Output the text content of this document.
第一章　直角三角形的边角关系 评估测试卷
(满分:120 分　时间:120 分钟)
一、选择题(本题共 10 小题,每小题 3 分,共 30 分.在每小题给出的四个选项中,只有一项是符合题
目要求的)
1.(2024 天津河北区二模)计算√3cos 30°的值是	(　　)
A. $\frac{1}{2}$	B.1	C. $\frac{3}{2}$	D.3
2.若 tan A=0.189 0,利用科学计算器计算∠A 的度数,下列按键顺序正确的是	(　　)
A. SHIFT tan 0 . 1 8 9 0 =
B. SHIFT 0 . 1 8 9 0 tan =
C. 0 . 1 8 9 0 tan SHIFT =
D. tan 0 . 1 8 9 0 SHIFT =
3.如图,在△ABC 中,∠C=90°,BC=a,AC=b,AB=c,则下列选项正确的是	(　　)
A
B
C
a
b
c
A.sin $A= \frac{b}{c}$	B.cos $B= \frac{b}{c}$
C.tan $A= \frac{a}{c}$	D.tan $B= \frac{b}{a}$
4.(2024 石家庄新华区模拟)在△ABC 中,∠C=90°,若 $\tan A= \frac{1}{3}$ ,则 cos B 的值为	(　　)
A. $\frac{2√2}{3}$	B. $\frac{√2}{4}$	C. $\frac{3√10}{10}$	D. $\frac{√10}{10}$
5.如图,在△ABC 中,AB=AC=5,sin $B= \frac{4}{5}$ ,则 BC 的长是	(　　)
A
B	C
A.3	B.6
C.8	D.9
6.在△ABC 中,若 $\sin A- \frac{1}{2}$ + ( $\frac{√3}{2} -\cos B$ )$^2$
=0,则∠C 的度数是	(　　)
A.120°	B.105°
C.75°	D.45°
════════════════
From the first line to the last, please quote the material above exactly.

Output the text content of this document.
第一章　直角三角形的边角关系 评估测试卷
(满分:120 分　时间:120 分钟)
一、选择题(本题共 10 小题,每小题 3 分,共 30 分.在每小题给出的四个选项中,只有一项是符合题
目要求的)
1.(2024 天津河北区二模)计算√3cos 30°的值是	(　　)
A. $\frac{1}{2}$	B.1	C. $\frac{3}{2}$	D.3
2.若 tan A=0.189 0,利用科学计算器计算∠A 的度数,下列按键顺序正确的是	(　　)
A. SHIFT tan 0 . 1 8 9 0 =
B. SHIFT 0 . 1 8 9 0 tan =
C. 0 . 1 8 9 0 tan SHIFT =
D. tan 0 . 1 8 9 0 SHIFT =
3.如图,在△ABC 中,∠C=90°,BC=a,AC=b,AB=c,则下列选项正确的是	(　　)
A
B
C
a
b
c
A.sin $A= \frac{b}{c}$	B.cos $B= \frac{b}{c}$
C.tan $A= \frac{a}{c}$	D.tan $B= \frac{b}{a}$
4.(2024 石家庄新华区模拟)在△ABC 中,∠C=90°,若 $\tan A= \frac{1}{3}$ ,则 cos B 的值为	(　　)
A. $\frac{2√2}{3}$	B. $\frac{√2}{4}$	C. $\frac{3√10}{10}$	D. $\frac{√10}{10}$
5.如图,在△ABC 中,AB=AC=5,sin $B= \frac{4}{5}$ ,则 BC 的长是	(　　)
A
B	C
A.3	B.6
C.8	D.9
6.在△ABC 中,若 $\sin A- \frac{1}{2}$ + ( $\frac{√3}{2} -\cos B$ )$^2$
=0,则∠C 的度数是	(　　)
A.120°	B.105°
C.75°	D.45°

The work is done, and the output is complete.